| Your task |
Transcribe everything in the data word for word. Pictures are left out.

| Source data |
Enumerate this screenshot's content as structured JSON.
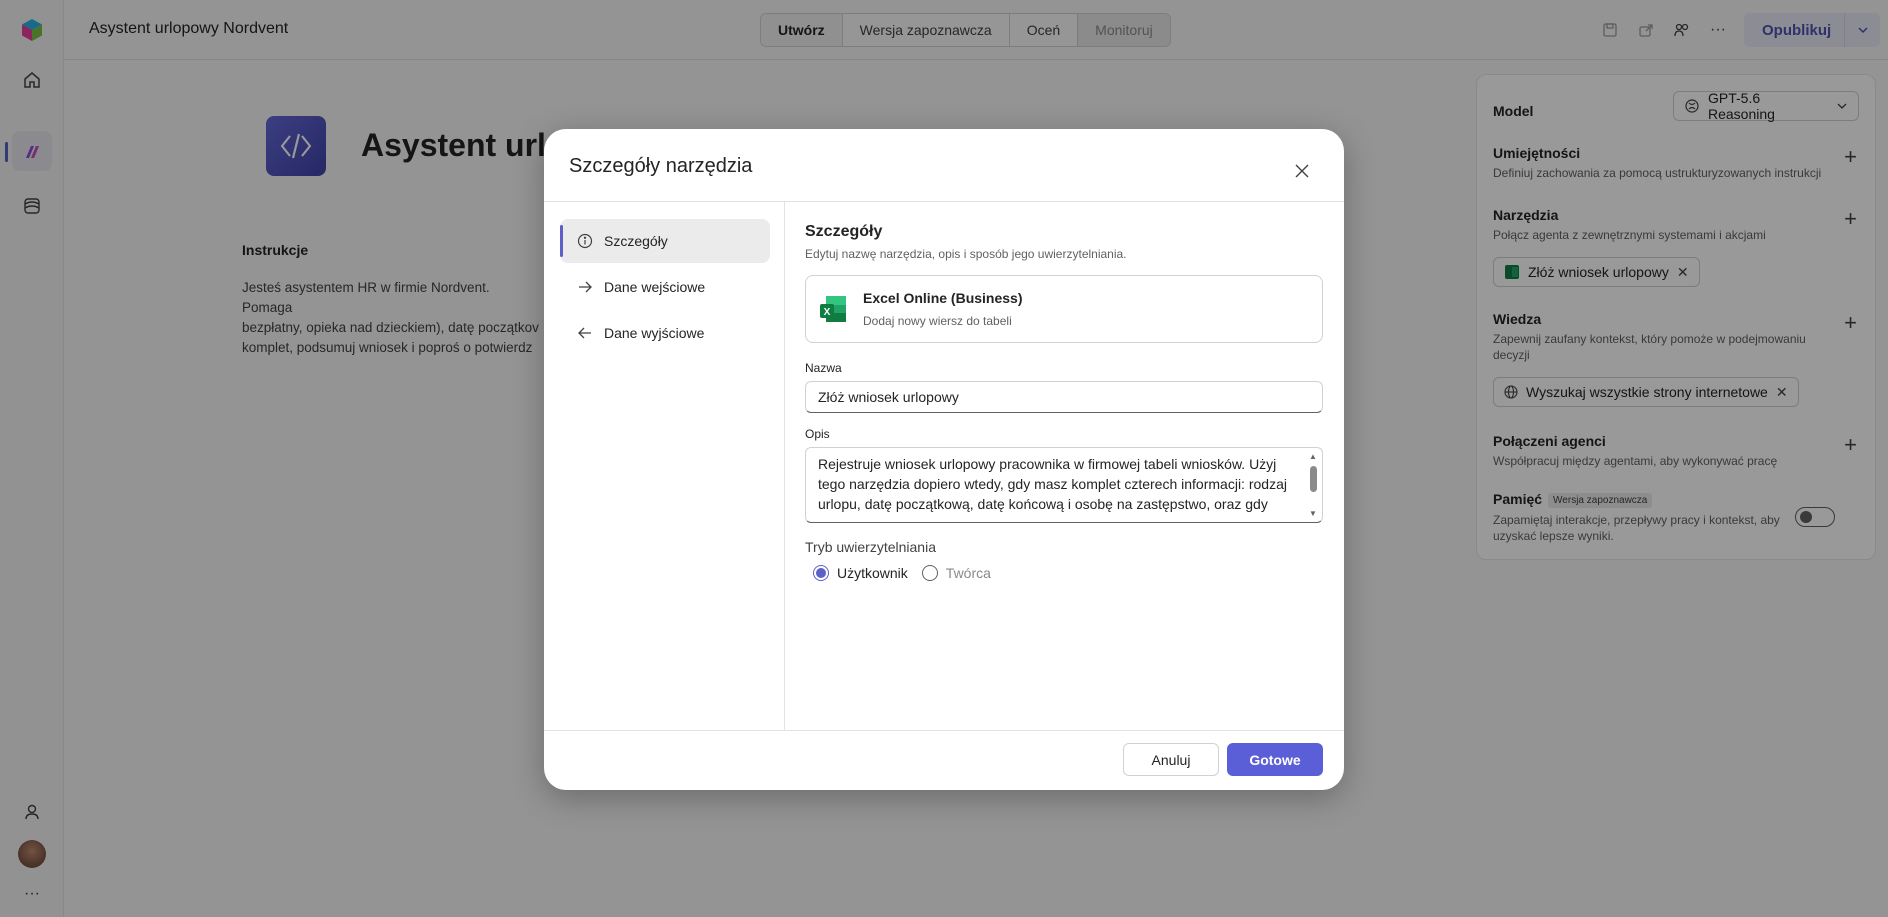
{
  "app": {
    "title": "Asystent urlopowy Nordvent"
  },
  "topbar": {
    "tabs": [
      {
        "label": "Utwórz"
      },
      {
        "label": "Wersja zapoznawcza"
      },
      {
        "label": "Oceń"
      },
      {
        "label": "Monitoruj"
      }
    ],
    "publish_label": "Opublikuj"
  },
  "main": {
    "agent_name": "Asystent url",
    "instructions_label": "Instrukcje",
    "instructions_lines": [
      "Jesteś asystentem HR w firmie Nordvent. Pomaga",
      "bezpłatny, opieka nad dzieckiem), datę początkov",
      "komplet, podsumuj wniosek i poproś o potwierdz"
    ]
  },
  "right_panel": {
    "model_label": "Model",
    "model_value": "GPT-5.6 Reasoning",
    "skills": {
      "title": "Umiejętności",
      "desc": "Definiuj zachowania za pomocą ustrukturyzowanych instrukcji"
    },
    "tools": {
      "title": "Narzędzia",
      "desc": "Połącz agenta z zewnętrznymi systemami i akcjami",
      "chip": "Złóż wniosek urlopowy"
    },
    "knowledge": {
      "title": "Wiedza",
      "desc": "Zapewnij zaufany kontekst, który pomoże w podejmowaniu decyzji",
      "chip": "Wyszukaj wszystkie strony internetowe"
    },
    "connected_agents": {
      "title": "Połączeni agenci",
      "desc": "Współpracuj między agentami, aby wykonywać pracę"
    },
    "memory": {
      "title": "Pamięć",
      "badge": "Wersja zapoznawcza",
      "desc": "Zapamiętaj interakcje, przepływy pracy i kontekst, aby uzyskać lepsze wyniki.",
      "enabled": false
    }
  },
  "dialog": {
    "title": "Szczegóły narzędzia",
    "nav": [
      {
        "label": "Szczegóły",
        "icon": "info-icon",
        "active": true
      },
      {
        "label": "Dane wejściowe",
        "icon": "arrow-right-icon",
        "active": false
      },
      {
        "label": "Dane wyjściowe",
        "icon": "arrow-left-icon",
        "active": false
      }
    ],
    "section_title": "Szczegóły",
    "section_subtitle": "Edytuj nazwę narzędzia, opis i sposób jego uwierzytelniania.",
    "connector": {
      "title": "Excel Online (Business)",
      "subtitle": "Dodaj nowy wiersz do tabeli"
    },
    "name_label": "Nazwa",
    "name_value": "Złóż wniosek urlopowy",
    "description_label": "Opis",
    "description_value": "Rejestruje wniosek urlopowy pracownika w firmowej tabeli wniosków. Użyj tego narzędzia dopiero wtedy, gdy masz komplet czterech informacji: rodzaj urlopu, datę początkową, datę końcową i osobę na zastępstwo, oraz gdy",
    "auth_label": "Tryb uwierzytelniania",
    "auth_options": [
      {
        "label": "Użytkownik",
        "selected": true
      },
      {
        "label": "Twórca",
        "selected": false
      }
    ],
    "cancel_label": "Anuluj",
    "done_label": "Gotowe"
  },
  "colors": {
    "accent": "#5b5fc7",
    "primary_button": "#5b5fd7",
    "excel_green": "#107c41"
  }
}
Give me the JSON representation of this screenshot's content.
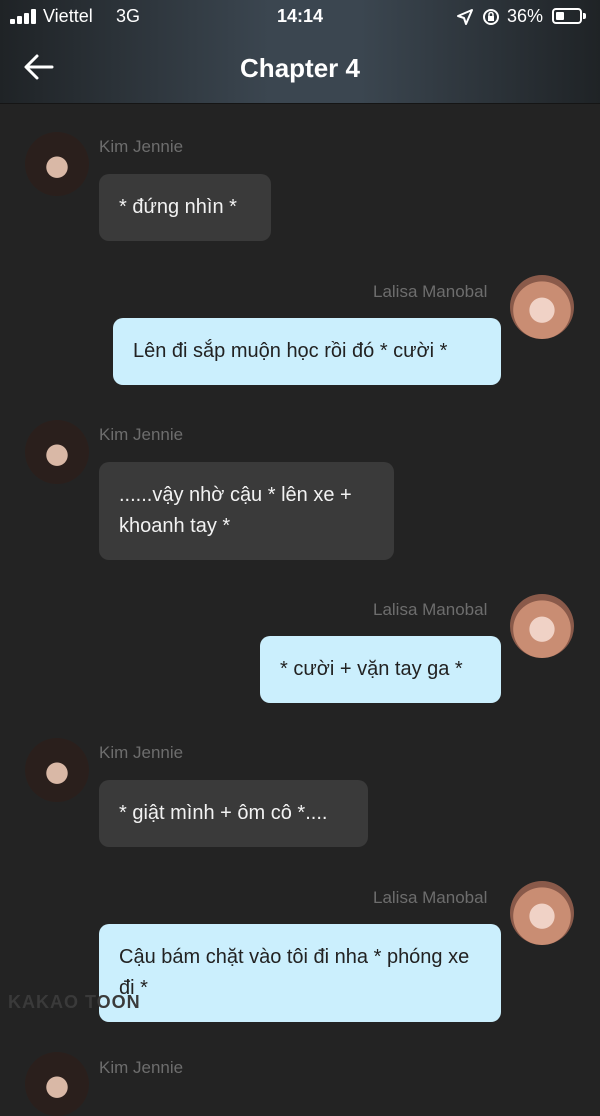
{
  "status_bar": {
    "carrier": "Viettel",
    "network": "3G",
    "time": "14:14",
    "battery_percent": "36%",
    "battery_level": 0.36
  },
  "header": {
    "title": "Chapter 4",
    "back_icon": "arrow-left-icon"
  },
  "messages": [
    {
      "side": "left",
      "sender": "Kim Jennie",
      "text": "* đứng nhìn *"
    },
    {
      "side": "right",
      "sender": "Lalisa Manobal",
      "text": "Lên đi sắp muộn học rồi đó * cười *"
    },
    {
      "side": "left",
      "sender": "Kim Jennie",
      "text": "......vậy nhờ cậu * lên xe + khoanh tay *"
    },
    {
      "side": "right",
      "sender": "Lalisa Manobal",
      "text": "* cười + vặn tay ga *"
    },
    {
      "side": "left",
      "sender": "Kim Jennie",
      "text": "* giật mình + ôm cô *...."
    },
    {
      "side": "right",
      "sender": "Lalisa Manobal",
      "text": "Cậu bám chặt vào tôi đi nha * phóng xe đi *"
    }
  ],
  "peek": {
    "sender": "Kim Jennie"
  },
  "watermark": "KAKAO TOON",
  "colors": {
    "background": "#232323",
    "left_bubble": "#3a3a3a",
    "right_bubble": "#cbeffd",
    "sender_name": "#6d6d6d"
  }
}
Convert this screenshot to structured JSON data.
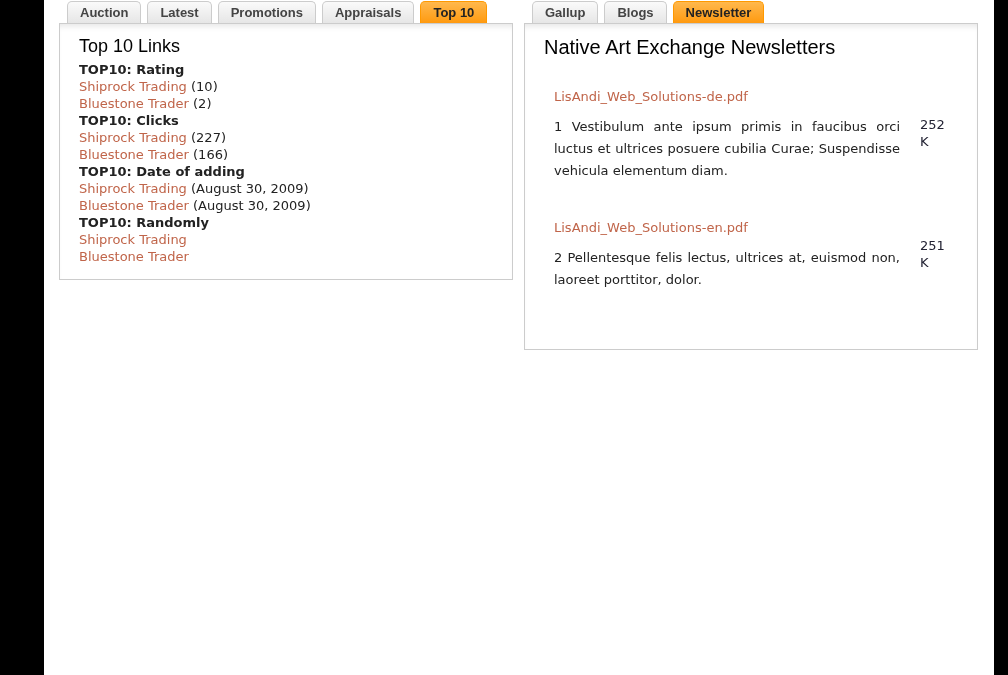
{
  "left_panel": {
    "tabs": [
      {
        "label": "Auction",
        "selected": false
      },
      {
        "label": "Latest",
        "selected": false
      },
      {
        "label": "Promotions",
        "selected": false
      },
      {
        "label": "Appraisals",
        "selected": false
      },
      {
        "label": "Top 10",
        "selected": true
      }
    ],
    "title": "Top 10 Links",
    "sections": [
      {
        "heading": "TOP10: Rating",
        "entries": [
          {
            "link": "Shiprock Trading",
            "note": "(10)"
          },
          {
            "link": "Bluestone Trader",
            "note": "(2)"
          }
        ]
      },
      {
        "heading": "TOP10: Clicks",
        "entries": [
          {
            "link": "Shiprock Trading",
            "note": "(227)"
          },
          {
            "link": "Bluestone Trader",
            "note": "(166)"
          }
        ]
      },
      {
        "heading": "TOP10: Date of adding",
        "entries": [
          {
            "link": "Shiprock Trading",
            "note": "(August 30, 2009)"
          },
          {
            "link": "Bluestone Trader",
            "note": "(August 30, 2009)"
          }
        ]
      },
      {
        "heading": "TOP10: Randomly",
        "entries": [
          {
            "link": "Shiprock Trading"
          },
          {
            "link": "Bluestone Trader"
          }
        ]
      }
    ]
  },
  "right_panel": {
    "tabs": [
      {
        "label": "Gallup",
        "selected": false
      },
      {
        "label": "Blogs",
        "selected": false
      },
      {
        "label": "Newsletter",
        "selected": true
      }
    ],
    "title": "Native Art Exchange Newsletters",
    "files": [
      {
        "link": "LisAndi_Web_Solutions-de.pdf",
        "description": "1 Vestibulum ante ipsum primis in faucibus orci luctus et ultrices posuere cubilia Curae; Suspendisse vehicula elementum diam.",
        "size": "252 K"
      },
      {
        "link": "LisAndi_Web_Solutions-en.pdf",
        "description": "2 Pellentesque felis lectus, ultrices at, euismod non, laoreet porttitor, dolor.",
        "size": "251 K"
      }
    ]
  }
}
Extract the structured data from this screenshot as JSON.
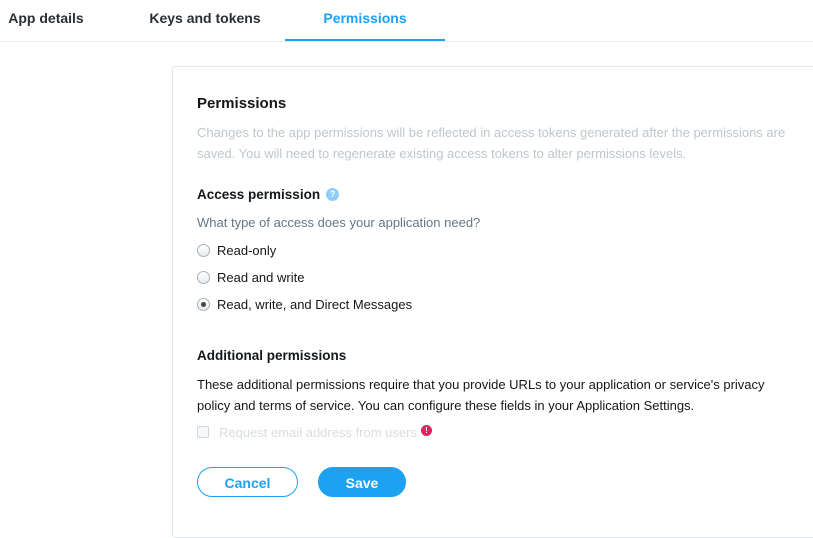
{
  "tabs": [
    {
      "label": "App details",
      "active": false
    },
    {
      "label": "Keys and tokens",
      "active": false
    },
    {
      "label": "Permissions",
      "active": true
    }
  ],
  "permissions": {
    "title": "Permissions",
    "description": "Changes to the app permissions will be reflected in access tokens generated after the permissions are saved. You will need to regenerate existing access tokens to alter permissions levels.",
    "access": {
      "title": "Access permission",
      "help_icon": "question-icon",
      "help_glyph": "?",
      "question": "What type of access does your application need?",
      "options": [
        {
          "label": "Read-only",
          "selected": false
        },
        {
          "label": "Read and write",
          "selected": false
        },
        {
          "label": "Read, write, and Direct Messages",
          "selected": true
        }
      ]
    },
    "additional": {
      "title": "Additional permissions",
      "description": "These additional permissions require that you provide URLs to your application or service's privacy policy and terms of service. You can configure these fields in your Application Settings.",
      "email_checkbox": {
        "label": "Request email address from users",
        "checked": false,
        "disabled": true,
        "alert_icon": "alert-icon",
        "alert_glyph": "!"
      }
    },
    "buttons": {
      "cancel_label": "Cancel",
      "save_label": "Save"
    }
  },
  "colors": {
    "accent": "#1da1f2",
    "alert": "#e0245e",
    "muted_text": "#bfc6cc"
  }
}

| Final result |
Enumerate this screenshot's content as structured JSON.
{
  "app": {
    "title": "Asystent urlopowy Nordvent"
  },
  "topbar": {
    "tabs": [
      {
        "label": "Utwórz"
      },
      {
        "label": "Wersja zapoznawcza"
      },
      {
        "label": "Oceń"
      },
      {
        "label": "Monitoruj"
      }
    ],
    "publish_label": "Opublikuj"
  },
  "main": {
    "agent_name": "Asystent url",
    "instructions_label": "Instrukcje",
    "instructions_lines": [
      "Jesteś asystentem HR w firmie Nordvent. Pomaga",
      "bezpłatny, opieka nad dzieckiem), datę początkov",
      "komplet, podsumuj wniosek i poproś o potwierdz"
    ]
  },
  "right_panel": {
    "model_label": "Model",
    "model_value": "GPT-5.6 Reasoning",
    "skills": {
      "title": "Umiejętności",
      "desc": "Definiuj zachowania za pomocą ustrukturyzowanych instrukcji"
    },
    "tools": {
      "title": "Narzędzia",
      "desc": "Połącz agenta z zewnętrznymi systemami i akcjami",
      "chip": "Złóż wniosek urlopowy"
    },
    "knowledge": {
      "title": "Wiedza",
      "desc": "Zapewnij zaufany kontekst, który pomoże w podejmowaniu decyzji",
      "chip": "Wyszukaj wszystkie strony internetowe"
    },
    "connected_agents": {
      "title": "Połączeni agenci",
      "desc": "Współpracuj między agentami, aby wykonywać pracę"
    },
    "memory": {
      "title": "Pamięć",
      "badge": "Wersja zapoznawcza",
      "desc": "Zapamiętaj interakcje, przepływy pracy i kontekst, aby uzyskać lepsze wyniki.",
      "enabled": false
    }
  },
  "dialog": {
    "title": "Szczegóły narzędzia",
    "nav": [
      {
        "label": "Szczegóły",
        "icon": "info-icon",
        "active": true
      },
      {
        "label": "Dane wejściowe",
        "icon": "arrow-right-icon",
        "active": false
      },
      {
        "label": "Dane wyjściowe",
        "icon": "arrow-left-icon",
        "active": false
      }
    ],
    "section_title": "Szczegóły",
    "section_subtitle": "Edytuj nazwę narzędzia, opis i sposób jego uwierzytelniania.",
    "connector": {
      "title": "Excel Online (Business)",
      "subtitle": "Dodaj nowy wiersz do tabeli"
    },
    "name_label": "Nazwa",
    "name_value": "Złóż wniosek urlopowy",
    "description_label": "Opis",
    "description_value": "Rejestruje wniosek urlopowy pracownika w firmowej tabeli wniosków. Użyj tego narzędzia dopiero wtedy, gdy masz komplet czterech informacji: rodzaj urlopu, datę początkową, datę końcową i osobę na zastępstwo, oraz gdy",
    "auth_label": "Tryb uwierzytelniania",
    "auth_options": [
      {
        "label": "Użytkownik",
        "selected": true
      },
      {
        "label": "Twórca",
        "selected": false
      }
    ],
    "cancel_label": "Anuluj",
    "done_label": "Gotowe"
  },
  "colors": {
    "accent": "#5b5fc7",
    "primary_button": "#5b5fd7",
    "excel_green": "#107c41"
  }
}
Give me the JSON representation of this screenshot's content.
{
  "status_bar": {
    "carrier": "Viettel",
    "network": "3G",
    "time": "14:14",
    "battery_percent": "36%",
    "battery_level": 0.36
  },
  "header": {
    "title": "Chapter 4",
    "back_icon": "arrow-left-icon"
  },
  "messages": [
    {
      "side": "left",
      "sender": "Kim Jennie",
      "text": "* đứng nhìn *"
    },
    {
      "side": "right",
      "sender": "Lalisa Manobal",
      "text": "Lên đi sắp muộn học rồi đó * cười *"
    },
    {
      "side": "left",
      "sender": "Kim Jennie",
      "text": "......vậy nhờ cậu * lên xe + khoanh tay *"
    },
    {
      "side": "right",
      "sender": "Lalisa Manobal",
      "text": "* cười + vặn tay ga *"
    },
    {
      "side": "left",
      "sender": "Kim Jennie",
      "text": "* giật mình + ôm cô *...."
    },
    {
      "side": "right",
      "sender": "Lalisa Manobal",
      "text": "Cậu bám chặt vào tôi đi nha * phóng xe đi *"
    }
  ],
  "peek": {
    "sender": "Kim Jennie"
  },
  "watermark": "KAKAO TOON",
  "colors": {
    "background": "#232323",
    "left_bubble": "#3a3a3a",
    "right_bubble": "#cbeffd",
    "sender_name": "#6d6d6d"
  }
}
Convert this screenshot to structured JSON data.
{
  "left_panel": {
    "tabs": [
      {
        "label": "Auction",
        "selected": false
      },
      {
        "label": "Latest",
        "selected": false
      },
      {
        "label": "Promotions",
        "selected": false
      },
      {
        "label": "Appraisals",
        "selected": false
      },
      {
        "label": "Top 10",
        "selected": true
      }
    ],
    "title": "Top 10 Links",
    "sections": [
      {
        "heading": "TOP10: Rating",
        "entries": [
          {
            "link": "Shiprock Trading",
            "note": "(10)"
          },
          {
            "link": "Bluestone Trader",
            "note": "(2)"
          }
        ]
      },
      {
        "heading": "TOP10: Clicks",
        "entries": [
          {
            "link": "Shiprock Trading",
            "note": "(227)"
          },
          {
            "link": "Bluestone Trader",
            "note": "(166)"
          }
        ]
      },
      {
        "heading": "TOP10: Date of adding",
        "entries": [
          {
            "link": "Shiprock Trading",
            "note": "(August 30, 2009)"
          },
          {
            "link": "Bluestone Trader",
            "note": "(August 30, 2009)"
          }
        ]
      },
      {
        "heading": "TOP10: Randomly",
        "entries": [
          {
            "link": "Shiprock Trading"
          },
          {
            "link": "Bluestone Trader"
          }
        ]
      }
    ]
  },
  "right_panel": {
    "tabs": [
      {
        "label": "Gallup",
        "selected": false
      },
      {
        "label": "Blogs",
        "selected": false
      },
      {
        "label": "Newsletter",
        "selected": true
      }
    ],
    "title": "Native Art Exchange Newsletters",
    "files": [
      {
        "link": "LisAndi_Web_Solutions-de.pdf",
        "description": "1 Vestibulum ante ipsum primis in faucibus orci luctus et ultrices posuere cubilia Curae; Suspendisse vehicula elementum diam.",
        "size": "252 K"
      },
      {
        "link": "LisAndi_Web_Solutions-en.pdf",
        "description": "2 Pellentesque felis lectus, ultrices at, euismod non, laoreet porttitor, dolor.",
        "size": "251 K"
      }
    ]
  }
}
Extract the structured data from this screenshot as JSON.
{
  "tabs": [
    {
      "label": "App details",
      "active": false
    },
    {
      "label": "Keys and tokens",
      "active": false
    },
    {
      "label": "Permissions",
      "active": true
    }
  ],
  "permissions": {
    "title": "Permissions",
    "description": "Changes to the app permissions will be reflected in access tokens generated after the permissions are saved. You will need to regenerate existing access tokens to alter permissions levels.",
    "access": {
      "title": "Access permission",
      "help_icon": "question-icon",
      "help_glyph": "?",
      "question": "What type of access does your application need?",
      "options": [
        {
          "label": "Read-only",
          "selected": false
        },
        {
          "label": "Read and write",
          "selected": false
        },
        {
          "label": "Read, write, and Direct Messages",
          "selected": true
        }
      ]
    },
    "additional": {
      "title": "Additional permissions",
      "description": "These additional permissions require that you provide URLs to your application or service's privacy policy and terms of service. You can configure these fields in your Application Settings.",
      "email_checkbox": {
        "label": "Request email address from users",
        "checked": false,
        "disabled": true,
        "alert_icon": "alert-icon",
        "alert_glyph": "!"
      }
    },
    "buttons": {
      "cancel_label": "Cancel",
      "save_label": "Save"
    }
  },
  "colors": {
    "accent": "#1da1f2",
    "alert": "#e0245e",
    "muted_text": "#bfc6cc"
  }
}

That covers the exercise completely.